*Data shown:*
##########

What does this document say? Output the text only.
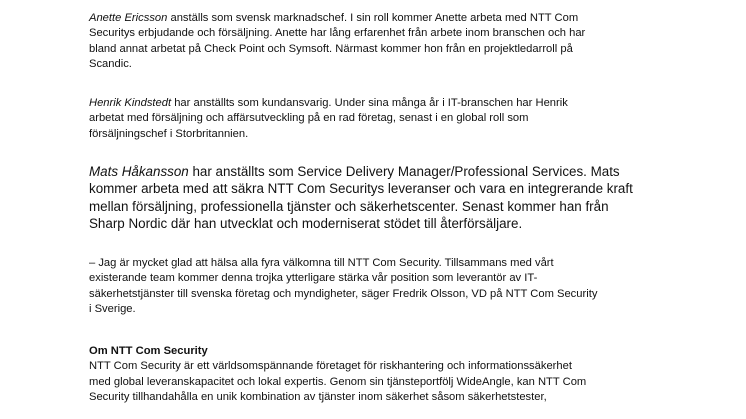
Anette Ericsson anställs som svensk marknadschef. I sin roll kommer Anette arbeta med NTT Com
Securitys erbjudande och försäljning. Anette har lång erfarenhet från arbete inom branschen och har
bland annat arbetat på Check Point och Symsoft. Närmast kommer hon från en projektledarroll på
Scandic.

Henrik Kindstedt har anställts som kundansvarig. Under sina många år i IT-branschen har Henrik
arbetat med försäljning och affärsutveckling på en rad företag, senast i en global roll som
försäljningschef i Storbritannien.

Mats Håkansson har anställts som Service Delivery Manager/Professional Services. Mats
kommer arbeta med att säkra NTT Com Securitys leveranser och vara en integrerande kraft
mellan försäljning, professionella tjänster och säkerhetscenter. Senast kommer han från
Sharp Nordic där han utvecklat och moderniserat stödet till återförsäljare.

– Jag är mycket glad att hälsa alla fyra välkomna till NTT Com Security. Tillsammans med vårt
existerande team kommer denna trojka ytterligare stärka vår position som leverantör av IT-
säkerhetstjänster till svenska företag och myndigheter, säger Fredrik Olsson, VD på NTT Com Security
i Sverige.

Om NTT Com Security
NTT Com Security är ett världsomspännande företaget för riskhantering och informationssäkerhet
med global leveranskapacitet och lokal expertis. Genom sin tjänsteportfölj WideAngle, kan NTT Com
Security tillhandahålla en unik kombination av tjänster inom säkerhet såsom säkerhetstester,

##########

*Your objective:*
Wherever a line contains the string "Securitys", copy that line from the data.

*Output below:*
Securitys erbjudande och försäljning. Anette har lång erfarenhet från arbete inom branschen och har
kommer arbeta med att säkra NTT Com Securitys leveranser och vara en integrerande kraft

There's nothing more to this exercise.